(A run of records)
* * * *

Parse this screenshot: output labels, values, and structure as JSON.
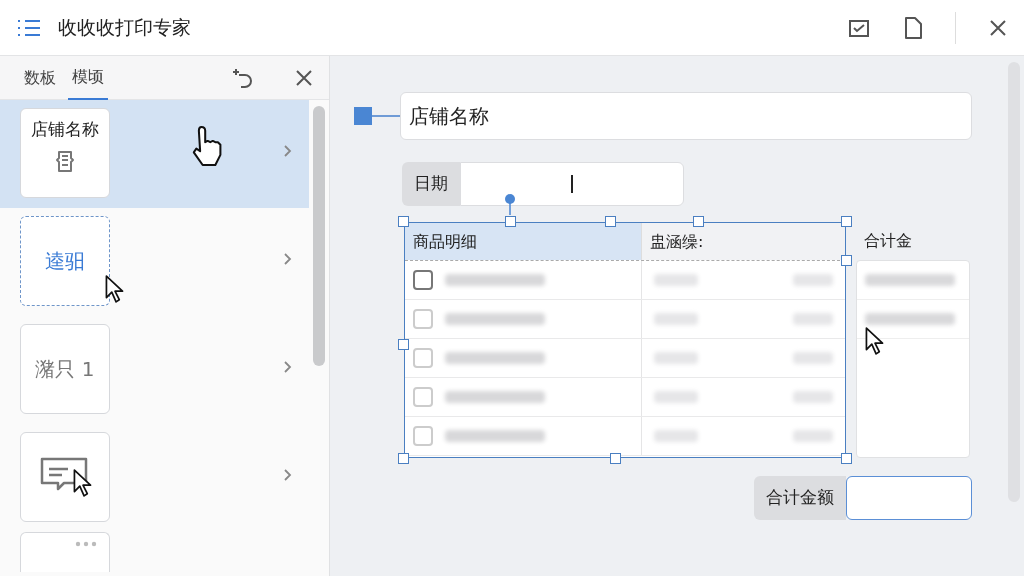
{
  "window": {
    "title": "收收收打印专家"
  },
  "panel_tabs": [
    {
      "label": "数板",
      "selected": false
    },
    {
      "label": "模顷",
      "selected": true
    }
  ],
  "sidebar": {
    "items": [
      {
        "kind": "label-icon",
        "label": "店铺名称",
        "selected": true
      },
      {
        "kind": "dashed",
        "label": "逵驲",
        "selected": false
      },
      {
        "kind": "dotted",
        "label": "潴只 1",
        "selected": false
      },
      {
        "kind": "icon",
        "selected": false
      },
      {
        "kind": "partial",
        "selected": false
      }
    ]
  },
  "canvas": {
    "title_field": {
      "value": "店铺名称"
    },
    "date": {
      "label": "日期"
    },
    "table": {
      "columns": [
        "商品明细",
        "盅涵缲:"
      ],
      "rows": [
        {
          "checked": false
        },
        {
          "checked": false
        },
        {
          "checked": false
        },
        {
          "checked": false
        },
        {
          "checked": false
        }
      ]
    },
    "side_column": {
      "label": "合计金"
    },
    "total": {
      "label": "合计金额"
    }
  }
}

* * * *

• _Task brief_
The material above holds pictures; copy everything else in it exactly.

• _Written solution_
Parse this screenshot: output labels, values, and structure as JSON.
{
  "window": {
    "title": "收收收打印专家"
  },
  "panel_tabs": [
    {
      "label": "数板",
      "selected": false
    },
    {
      "label": "模顷",
      "selected": true
    }
  ],
  "sidebar": {
    "items": [
      {
        "kind": "label-icon",
        "label": "店铺名称",
        "selected": true
      },
      {
        "kind": "dashed",
        "label": "逵驲",
        "selected": false
      },
      {
        "kind": "dotted",
        "label": "潴只 1",
        "selected": false
      },
      {
        "kind": "icon",
        "selected": false
      },
      {
        "kind": "partial",
        "selected": false
      }
    ]
  },
  "canvas": {
    "title_field": {
      "value": "店铺名称"
    },
    "date": {
      "label": "日期"
    },
    "table": {
      "columns": [
        "商品明细",
        "盅涵缲:"
      ],
      "rows": [
        {
          "checked": false
        },
        {
          "checked": false
        },
        {
          "checked": false
        },
        {
          "checked": false
        },
        {
          "checked": false
        }
      ]
    },
    "side_column": {
      "label": "合计金"
    },
    "total": {
      "label": "合计金额"
    }
  }
}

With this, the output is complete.